• **AIM OF THE EXERCISE**: Leave out the pictures and return every entry exactly as it appears.

[Dataset entries]

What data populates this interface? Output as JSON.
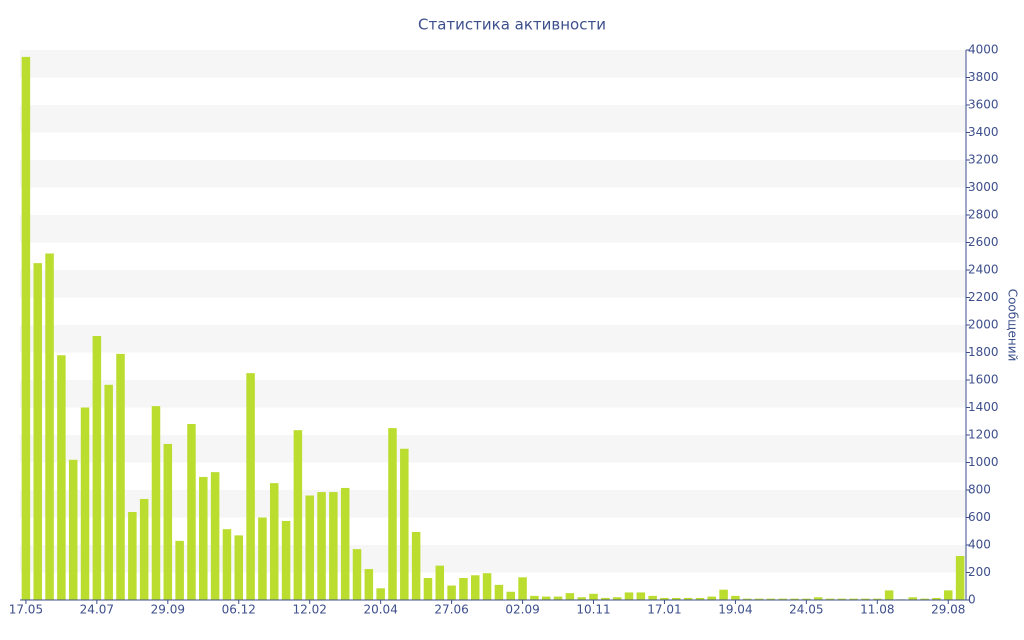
{
  "chart_data": {
    "type": "bar",
    "title": "Статистика активности",
    "y_label": "Сообщений",
    "categories": [
      "17.05",
      null,
      null,
      null,
      null,
      null,
      "24.07",
      null,
      null,
      null,
      null,
      null,
      "29.09",
      null,
      null,
      null,
      null,
      null,
      "06.12",
      null,
      null,
      null,
      null,
      null,
      "12.02",
      null,
      null,
      null,
      null,
      null,
      "20.04",
      null,
      null,
      null,
      null,
      null,
      "27.06",
      null,
      null,
      null,
      null,
      null,
      "02.09",
      null,
      null,
      null,
      null,
      null,
      "10.11",
      null,
      null,
      null,
      null,
      null,
      "17.01",
      null,
      null,
      null,
      null,
      null,
      "19.04",
      null,
      null,
      null,
      null,
      null,
      "24.05",
      null,
      null,
      null,
      null,
      null,
      "11.08",
      null,
      null,
      null,
      null,
      null,
      "29.08",
      null
    ],
    "values": [
      3950,
      2450,
      2520,
      1780,
      1020,
      1400,
      1920,
      1565,
      1790,
      640,
      735,
      1410,
      1135,
      430,
      1280,
      895,
      930,
      515,
      470,
      1650,
      600,
      850,
      575,
      1235,
      760,
      785,
      785,
      815,
      370,
      225,
      85,
      1250,
      1100,
      495,
      160,
      250,
      105,
      160,
      180,
      195,
      110,
      60,
      165,
      30,
      25,
      25,
      50,
      20,
      45,
      15,
      20,
      55,
      55,
      30,
      15,
      15,
      15,
      15,
      25,
      75,
      30,
      10,
      10,
      10,
      10,
      10,
      10,
      20,
      10,
      10,
      10,
      10,
      10,
      70,
      5,
      20,
      10,
      15,
      70,
      320
    ],
    "color": "#bbdd30",
    "ylim": [
      0,
      4000
    ],
    "yticks": [
      0,
      200,
      400,
      600,
      800,
      1000,
      1200,
      1400,
      1600,
      1800,
      2000,
      2200,
      2400,
      2600,
      2800,
      3000,
      3200,
      3400,
      3600,
      3800,
      4000
    ],
    "grid": true
  }
}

• **SOLUTION**:
What data populates this interface? Output as JSON.
{
  "chart_data": {
    "type": "bar",
    "title": "Статистика активности",
    "y_label": "Сообщений",
    "categories": [
      "17.05",
      null,
      null,
      null,
      null,
      null,
      "24.07",
      null,
      null,
      null,
      null,
      null,
      "29.09",
      null,
      null,
      null,
      null,
      null,
      "06.12",
      null,
      null,
      null,
      null,
      null,
      "12.02",
      null,
      null,
      null,
      null,
      null,
      "20.04",
      null,
      null,
      null,
      null,
      null,
      "27.06",
      null,
      null,
      null,
      null,
      null,
      "02.09",
      null,
      null,
      null,
      null,
      null,
      "10.11",
      null,
      null,
      null,
      null,
      null,
      "17.01",
      null,
      null,
      null,
      null,
      null,
      "19.04",
      null,
      null,
      null,
      null,
      null,
      "24.05",
      null,
      null,
      null,
      null,
      null,
      "11.08",
      null,
      null,
      null,
      null,
      null,
      "29.08",
      null
    ],
    "values": [
      3950,
      2450,
      2520,
      1780,
      1020,
      1400,
      1920,
      1565,
      1790,
      640,
      735,
      1410,
      1135,
      430,
      1280,
      895,
      930,
      515,
      470,
      1650,
      600,
      850,
      575,
      1235,
      760,
      785,
      785,
      815,
      370,
      225,
      85,
      1250,
      1100,
      495,
      160,
      250,
      105,
      160,
      180,
      195,
      110,
      60,
      165,
      30,
      25,
      25,
      50,
      20,
      45,
      15,
      20,
      55,
      55,
      30,
      15,
      15,
      15,
      15,
      25,
      75,
      30,
      10,
      10,
      10,
      10,
      10,
      10,
      20,
      10,
      10,
      10,
      10,
      10,
      70,
      5,
      20,
      10,
      15,
      70,
      320
    ],
    "color": "#bbdd30",
    "ylim": [
      0,
      4000
    ],
    "yticks": [
      0,
      200,
      400,
      600,
      800,
      1000,
      1200,
      1400,
      1600,
      1800,
      2000,
      2200,
      2400,
      2600,
      2800,
      3000,
      3200,
      3400,
      3600,
      3800,
      4000
    ],
    "grid": true
  }
}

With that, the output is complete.